What is expected | Leave out the pictures and copy the remaining records exactly.

[Extracted data entries]

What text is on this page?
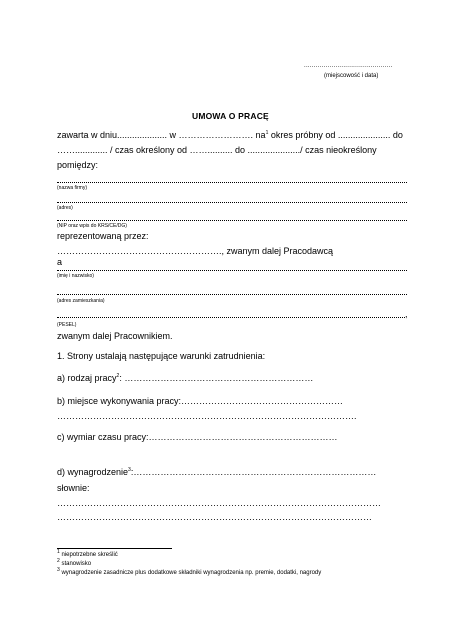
.............................................
(miejscowość i data)
UMOWA O PRACĘ
zawarta w dniu.................... w ……………………. $na^1$ okres próbny od ..................... do
……............. / czas określony od …….......... do ...................../ czas nieokreślony
pomiędzy:
(nazwa firmy)
(adres)
(NIP oraz wpis do KRS/CE/DG)
reprezentowaną przez:
………………………………………………., zwanym dalej Pracodawcą
a
(imię i nazwisko)
(adres zamieszkania)
,
(PESEL)
zwanym dalej Pracownikiem.
1. Strony ustalają następujące warunki zatrudnienia:
a) rodzaj pracy$^2$: ………………………………………………………
b) miejsce wykonywania pracy:………………………………………………
……………………………………………………………………………………….
c) wymiar czasu pracy:………………………………………………………
d) wynagrodzenie$^3$:………………………………………………………………………
słownie:
………………………………………………………………………………………………
……………………………………………………………………………………………
$^1$ niepotrzebne skreślić
$^2$ stanowisko
$^3$ wynagrodzenie zasadnicze plus dodatkowe składniki wynagrodzenia np. premie, dodatki, nagrody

Task response |
What text is on this page?
.............................................
(miejscowość i data)
UMOWA O PRACĘ
zawarta w dniu.................... w ……………………. $na^1$ okres próbny od ..................... do
……............. / czas określony od …….......... do ...................../ czas nieokreślony
pomiędzy:
(nazwa firmy)
(adres)
(NIP oraz wpis do KRS/CE/DG)
reprezentowaną przez:
………………………………………………., zwanym dalej Pracodawcą
a
(imię i nazwisko)
(adres zamieszkania)
,
(PESEL)
zwanym dalej Pracownikiem.
1. Strony ustalają następujące warunki zatrudnienia:
a) rodzaj pracy$^2$: ………………………………………………………
b) miejsce wykonywania pracy:………………………………………………
……………………………………………………………………………………….
c) wymiar czasu pracy:………………………………………………………
d) wynagrodzenie$^3$:………………………………………………………………………
słownie:
………………………………………………………………………………………………
……………………………………………………………………………………………
$^1$ niepotrzebne skreślić
$^2$ stanowisko
$^3$ wynagrodzenie zasadnicze plus dodatkowe składniki wynagrodzenia np. premie, dodatki, nagrody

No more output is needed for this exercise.